DATA PROVIDED -
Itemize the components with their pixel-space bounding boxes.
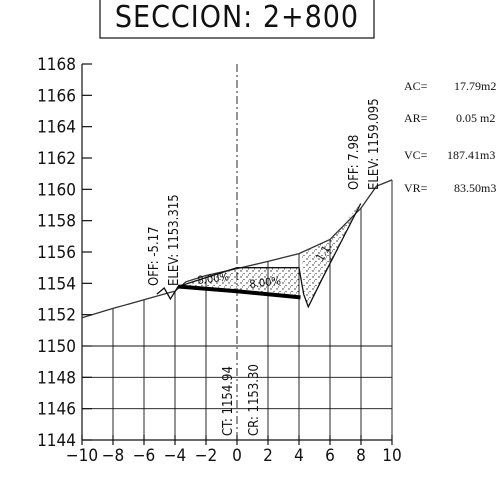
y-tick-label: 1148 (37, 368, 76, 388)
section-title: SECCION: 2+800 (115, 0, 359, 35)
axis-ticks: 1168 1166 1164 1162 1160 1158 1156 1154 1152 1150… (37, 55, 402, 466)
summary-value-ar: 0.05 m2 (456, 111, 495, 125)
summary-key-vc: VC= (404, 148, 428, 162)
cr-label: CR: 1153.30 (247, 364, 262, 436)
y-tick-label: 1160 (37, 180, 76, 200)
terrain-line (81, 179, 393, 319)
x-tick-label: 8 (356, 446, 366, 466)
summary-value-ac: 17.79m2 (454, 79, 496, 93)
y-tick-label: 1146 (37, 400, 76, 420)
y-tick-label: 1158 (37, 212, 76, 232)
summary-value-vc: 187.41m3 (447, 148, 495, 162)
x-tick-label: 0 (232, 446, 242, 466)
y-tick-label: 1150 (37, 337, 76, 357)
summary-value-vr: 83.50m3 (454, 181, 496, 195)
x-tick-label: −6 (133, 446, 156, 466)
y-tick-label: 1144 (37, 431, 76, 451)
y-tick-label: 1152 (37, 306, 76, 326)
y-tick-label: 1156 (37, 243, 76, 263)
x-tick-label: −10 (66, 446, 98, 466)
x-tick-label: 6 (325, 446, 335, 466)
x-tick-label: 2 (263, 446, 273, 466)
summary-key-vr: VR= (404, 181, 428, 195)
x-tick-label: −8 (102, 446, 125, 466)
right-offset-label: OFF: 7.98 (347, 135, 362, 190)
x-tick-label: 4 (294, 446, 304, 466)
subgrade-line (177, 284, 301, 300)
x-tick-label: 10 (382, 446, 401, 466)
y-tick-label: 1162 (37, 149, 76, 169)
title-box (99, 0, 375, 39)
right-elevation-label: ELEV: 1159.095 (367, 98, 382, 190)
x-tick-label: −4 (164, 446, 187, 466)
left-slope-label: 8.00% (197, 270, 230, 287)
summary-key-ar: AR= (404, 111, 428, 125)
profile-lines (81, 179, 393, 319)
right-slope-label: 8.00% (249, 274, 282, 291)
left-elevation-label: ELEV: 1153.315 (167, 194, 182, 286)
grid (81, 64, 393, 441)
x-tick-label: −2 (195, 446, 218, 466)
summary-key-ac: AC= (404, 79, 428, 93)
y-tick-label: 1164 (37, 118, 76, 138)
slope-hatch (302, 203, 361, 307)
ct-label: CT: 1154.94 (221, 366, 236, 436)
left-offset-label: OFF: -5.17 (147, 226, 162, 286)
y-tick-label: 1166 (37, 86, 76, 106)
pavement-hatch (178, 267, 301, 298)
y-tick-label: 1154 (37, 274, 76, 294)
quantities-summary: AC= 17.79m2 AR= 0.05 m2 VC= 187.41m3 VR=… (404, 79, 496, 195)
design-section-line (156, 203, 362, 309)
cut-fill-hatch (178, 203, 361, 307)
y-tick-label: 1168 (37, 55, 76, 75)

==

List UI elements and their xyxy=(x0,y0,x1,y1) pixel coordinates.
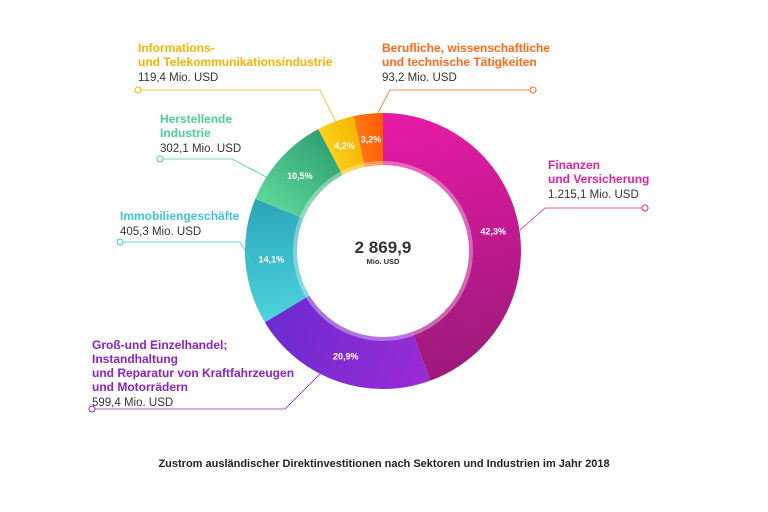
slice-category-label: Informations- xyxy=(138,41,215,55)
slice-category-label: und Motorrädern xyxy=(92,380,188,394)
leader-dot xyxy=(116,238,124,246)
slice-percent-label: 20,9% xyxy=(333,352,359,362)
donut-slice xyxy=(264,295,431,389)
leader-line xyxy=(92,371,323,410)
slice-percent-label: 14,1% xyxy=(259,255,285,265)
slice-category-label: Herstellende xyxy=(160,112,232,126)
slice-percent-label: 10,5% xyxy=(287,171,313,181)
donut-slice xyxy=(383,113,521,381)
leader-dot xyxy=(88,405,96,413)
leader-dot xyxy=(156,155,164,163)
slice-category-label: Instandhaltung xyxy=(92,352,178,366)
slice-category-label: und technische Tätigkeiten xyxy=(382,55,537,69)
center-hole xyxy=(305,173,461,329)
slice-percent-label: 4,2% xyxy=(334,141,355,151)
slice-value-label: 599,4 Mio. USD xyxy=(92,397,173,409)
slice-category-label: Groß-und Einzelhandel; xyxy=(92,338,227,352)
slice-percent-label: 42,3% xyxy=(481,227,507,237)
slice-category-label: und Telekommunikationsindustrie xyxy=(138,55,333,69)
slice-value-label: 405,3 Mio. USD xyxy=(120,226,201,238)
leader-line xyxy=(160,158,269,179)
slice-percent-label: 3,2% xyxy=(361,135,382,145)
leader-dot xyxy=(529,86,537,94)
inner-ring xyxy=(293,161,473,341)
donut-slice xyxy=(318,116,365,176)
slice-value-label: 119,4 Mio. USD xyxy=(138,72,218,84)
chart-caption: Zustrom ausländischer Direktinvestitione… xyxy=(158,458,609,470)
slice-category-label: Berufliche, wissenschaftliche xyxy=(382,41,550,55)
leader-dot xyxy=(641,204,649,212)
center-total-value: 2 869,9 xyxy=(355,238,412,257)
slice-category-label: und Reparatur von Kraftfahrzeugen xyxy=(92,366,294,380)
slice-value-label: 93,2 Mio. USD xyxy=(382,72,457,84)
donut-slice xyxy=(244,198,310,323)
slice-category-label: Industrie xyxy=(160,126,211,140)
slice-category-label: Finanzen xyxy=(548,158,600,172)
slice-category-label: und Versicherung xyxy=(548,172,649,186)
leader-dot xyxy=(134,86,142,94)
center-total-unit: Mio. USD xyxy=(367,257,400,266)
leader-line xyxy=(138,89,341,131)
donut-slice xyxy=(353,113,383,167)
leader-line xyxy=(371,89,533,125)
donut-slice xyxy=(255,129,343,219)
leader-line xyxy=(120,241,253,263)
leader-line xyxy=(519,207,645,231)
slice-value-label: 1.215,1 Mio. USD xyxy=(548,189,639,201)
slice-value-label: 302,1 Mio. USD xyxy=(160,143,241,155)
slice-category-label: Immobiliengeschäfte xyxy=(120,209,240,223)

* * *

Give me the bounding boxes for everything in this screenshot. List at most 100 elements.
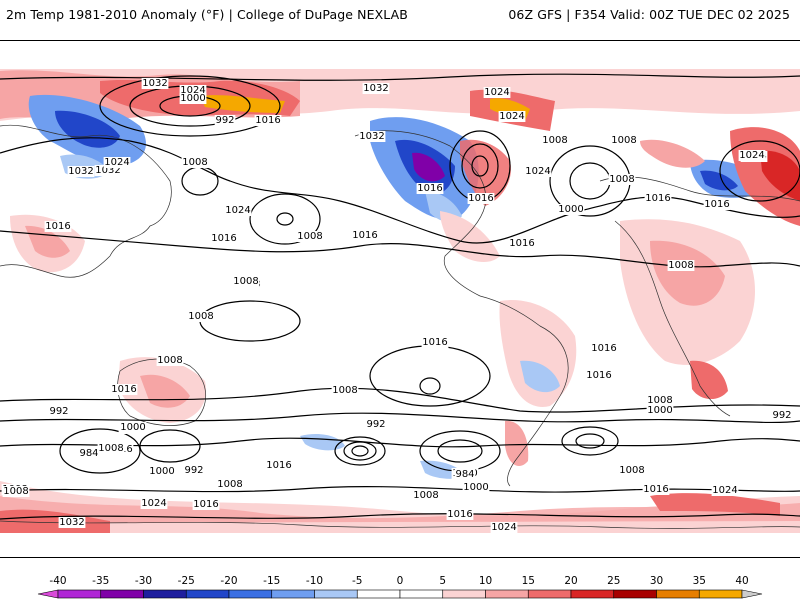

THE TASK - Please substitute "callout-dot" for "leader-dot" in the data between the lines holding "List UI elements" and "leader-line xyxy=(519,207,645,231)", inclusive, and change nothing else. Return only those lines, without the pictures.

TASK SOLUTION -
List UI elements and their xyxy=(x0,y0,x1,y1) pixel coordinates.
slice-category-label: Informations- xyxy=(138,41,215,55)
slice-category-label: und Motorrädern xyxy=(92,380,188,394)
callout-dot xyxy=(116,238,124,246)
slice-percent-label: 20,9% xyxy=(333,352,359,362)
donut-slice xyxy=(264,295,431,389)
leader-line xyxy=(92,371,323,410)
slice-percent-label: 14,1% xyxy=(259,255,285,265)
slice-category-label: Herstellende xyxy=(160,112,232,126)
slice-percent-label: 10,5% xyxy=(287,171,313,181)
donut-slice xyxy=(383,113,521,381)
callout-dot xyxy=(88,405,96,413)
callout-dot xyxy=(156,155,164,163)
slice-category-label: Instandhaltung xyxy=(92,352,178,366)
slice-category-label: und technische Tätigkeiten xyxy=(382,55,537,69)
center-hole xyxy=(305,173,461,329)
slice-percent-label: 4,2% xyxy=(334,141,355,151)
slice-value-label: 599,4 Mio. USD xyxy=(92,397,173,409)
slice-category-label: Groß-und Einzelhandel; xyxy=(92,338,227,352)
slice-percent-label: 42,3% xyxy=(481,227,507,237)
slice-category-label: und Telekommunikationsindustrie xyxy=(138,55,333,69)
slice-value-label: 405,3 Mio. USD xyxy=(120,226,201,238)
leader-line xyxy=(160,158,269,179)
slice-percent-label: 3,2% xyxy=(361,135,382,145)
callout-dot xyxy=(529,86,537,94)
inner-ring xyxy=(293,161,473,341)
donut-slice xyxy=(318,116,365,176)
slice-value-label: 119,4 Mio. USD xyxy=(138,72,218,84)
chart-caption: Zustrom ausländischer Direktinvestitione… xyxy=(158,458,609,470)
slice-category-label: Berufliche, wissenschaftliche xyxy=(382,41,550,55)
callout-dot xyxy=(641,204,649,212)
center-total-value: 2 869,9 xyxy=(355,238,412,257)
slice-category-label: und Reparatur von Kraftfahrzeugen xyxy=(92,366,294,380)
slice-value-label: 93,2 Mio. USD xyxy=(382,72,457,84)
donut-slice xyxy=(244,198,310,323)
slice-category-label: Industrie xyxy=(160,126,211,140)
slice-category-label: Finanzen xyxy=(548,158,600,172)
slice-category-label: und Versicherung xyxy=(548,172,649,186)
callout-dot xyxy=(134,86,142,94)
center-total-unit: Mio. USD xyxy=(367,257,400,266)
leader-line xyxy=(138,89,341,131)
donut-slice xyxy=(353,113,383,167)
leader-line xyxy=(371,89,533,125)
donut-slice xyxy=(255,129,343,219)
leader-line xyxy=(120,241,253,263)
leader-line xyxy=(519,207,645,231)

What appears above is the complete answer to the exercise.